TASK DETAILS -> Leave out any picture and return the remaining listing below exactly as given.

SUPPLIED MATERIAL ->
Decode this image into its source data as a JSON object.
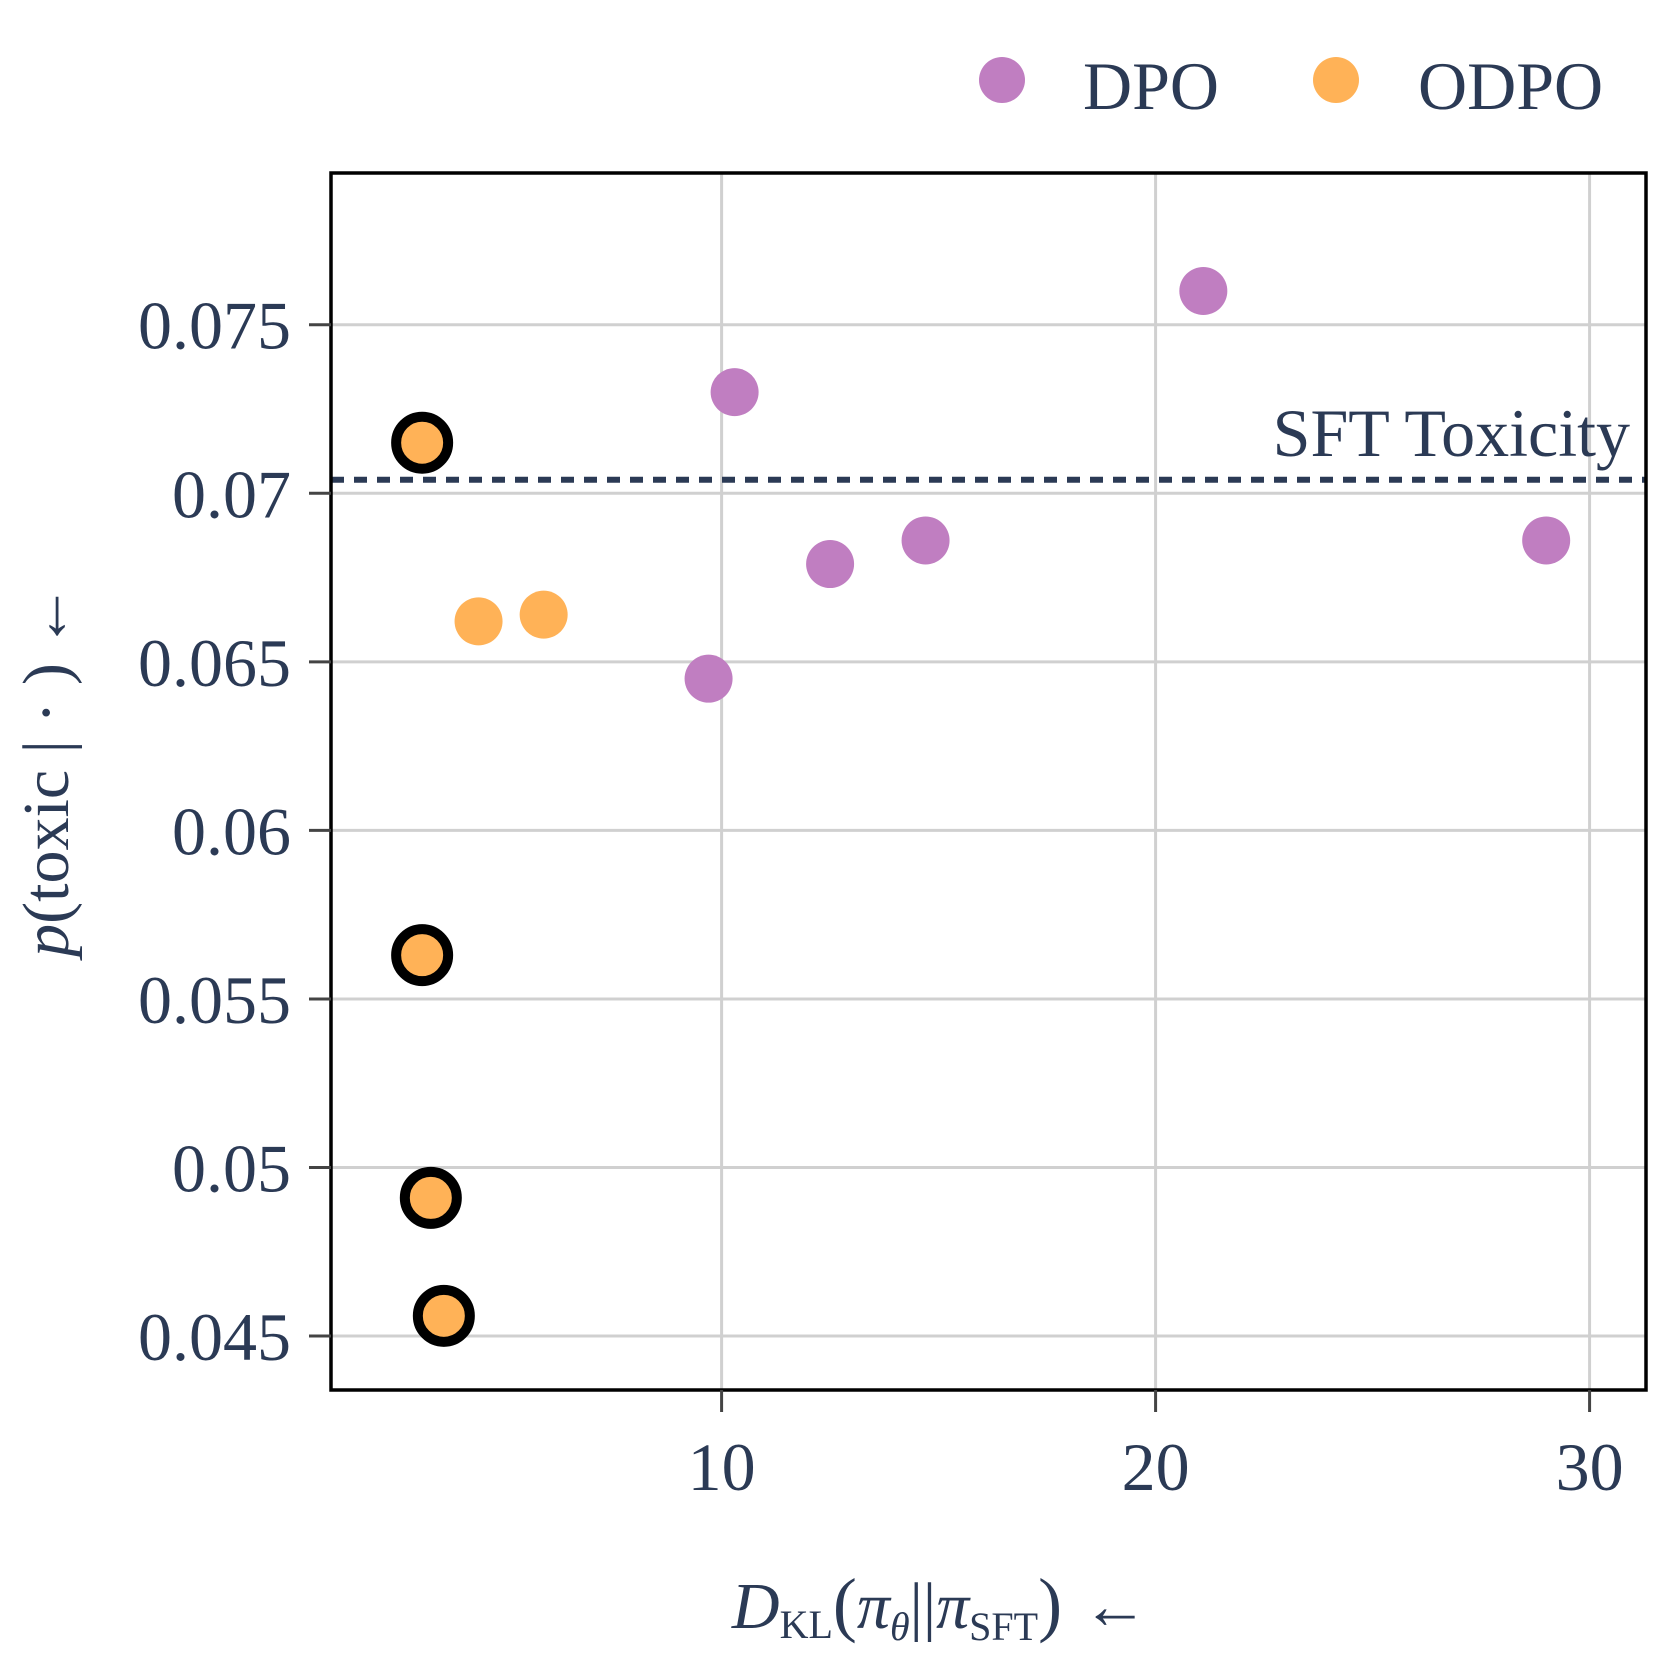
{
  "chart_data": {
    "type": "scatter",
    "title": "",
    "xlabel": {
      "main": "D",
      "sub1": "KL",
      "pi": "π",
      "theta": "θ",
      "bars": "||",
      "sub2": "SFT",
      "arrow": "←"
    },
    "ylabel": {
      "p": "p",
      "text": "(toxic | · )",
      "arrow": "←"
    },
    "xlim": [
      1.0,
      31.3
    ],
    "ylim": [
      0.0434,
      0.0795
    ],
    "xticks": [
      10,
      20,
      30
    ],
    "xtick_labels": [
      "10",
      "20",
      "30"
    ],
    "yticks": [
      0.045,
      0.05,
      0.055,
      0.06,
      0.065,
      0.07,
      0.075
    ],
    "ytick_labels": [
      "0.045",
      "0.05",
      "0.055",
      "0.06",
      "0.065",
      "0.07",
      "0.075"
    ],
    "grid": true,
    "legend_position": "top-right",
    "reference_line": {
      "label": "SFT Toxicity",
      "y": 0.0704,
      "color": "#2b3a55"
    },
    "series": [
      {
        "name": "DPO",
        "color": "#c07ec1",
        "points": [
          {
            "x": 9.7,
            "y": 0.0645,
            "highlighted": false
          },
          {
            "x": 10.3,
            "y": 0.073,
            "highlighted": false
          },
          {
            "x": 12.5,
            "y": 0.0679,
            "highlighted": false
          },
          {
            "x": 14.7,
            "y": 0.0686,
            "highlighted": false
          },
          {
            "x": 21.1,
            "y": 0.076,
            "highlighted": false
          },
          {
            "x": 29.0,
            "y": 0.0686,
            "highlighted": false
          }
        ]
      },
      {
        "name": "ODPO",
        "color": "#ffb257",
        "points": [
          {
            "x": 3.1,
            "y": 0.0715,
            "highlighted": true
          },
          {
            "x": 3.1,
            "y": 0.0563,
            "highlighted": true
          },
          {
            "x": 3.3,
            "y": 0.0491,
            "highlighted": true
          },
          {
            "x": 3.6,
            "y": 0.0456,
            "highlighted": true
          },
          {
            "x": 4.4,
            "y": 0.0662,
            "highlighted": false
          },
          {
            "x": 5.9,
            "y": 0.0664,
            "highlighted": false
          }
        ]
      }
    ]
  }
}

OUTPUT FOR THIS EXERCISE ->
Decode this image into its source data as a JSON object.
{
  "chart_data": {
    "type": "scatter",
    "title": "",
    "xlabel": {
      "main": "D",
      "sub1": "KL",
      "pi": "π",
      "theta": "θ",
      "bars": "||",
      "sub2": "SFT",
      "arrow": "←"
    },
    "ylabel": {
      "p": "p",
      "text": "(toxic | · )",
      "arrow": "←"
    },
    "xlim": [
      1.0,
      31.3
    ],
    "ylim": [
      0.0434,
      0.0795
    ],
    "xticks": [
      10,
      20,
      30
    ],
    "xtick_labels": [
      "10",
      "20",
      "30"
    ],
    "yticks": [
      0.045,
      0.05,
      0.055,
      0.06,
      0.065,
      0.07,
      0.075
    ],
    "ytick_labels": [
      "0.045",
      "0.05",
      "0.055",
      "0.06",
      "0.065",
      "0.07",
      "0.075"
    ],
    "grid": true,
    "legend_position": "top-right",
    "reference_line": {
      "label": "SFT Toxicity",
      "y": 0.0704,
      "color": "#2b3a55"
    },
    "series": [
      {
        "name": "DPO",
        "color": "#c07ec1",
        "points": [
          {
            "x": 9.7,
            "y": 0.0645,
            "highlighted": false
          },
          {
            "x": 10.3,
            "y": 0.073,
            "highlighted": false
          },
          {
            "x": 12.5,
            "y": 0.0679,
            "highlighted": false
          },
          {
            "x": 14.7,
            "y": 0.0686,
            "highlighted": false
          },
          {
            "x": 21.1,
            "y": 0.076,
            "highlighted": false
          },
          {
            "x": 29.0,
            "y": 0.0686,
            "highlighted": false
          }
        ]
      },
      {
        "name": "ODPO",
        "color": "#ffb257",
        "points": [
          {
            "x": 3.1,
            "y": 0.0715,
            "highlighted": true
          },
          {
            "x": 3.1,
            "y": 0.0563,
            "highlighted": true
          },
          {
            "x": 3.3,
            "y": 0.0491,
            "highlighted": true
          },
          {
            "x": 3.6,
            "y": 0.0456,
            "highlighted": true
          },
          {
            "x": 4.4,
            "y": 0.0662,
            "highlighted": false
          },
          {
            "x": 5.9,
            "y": 0.0664,
            "highlighted": false
          }
        ]
      }
    ]
  }
}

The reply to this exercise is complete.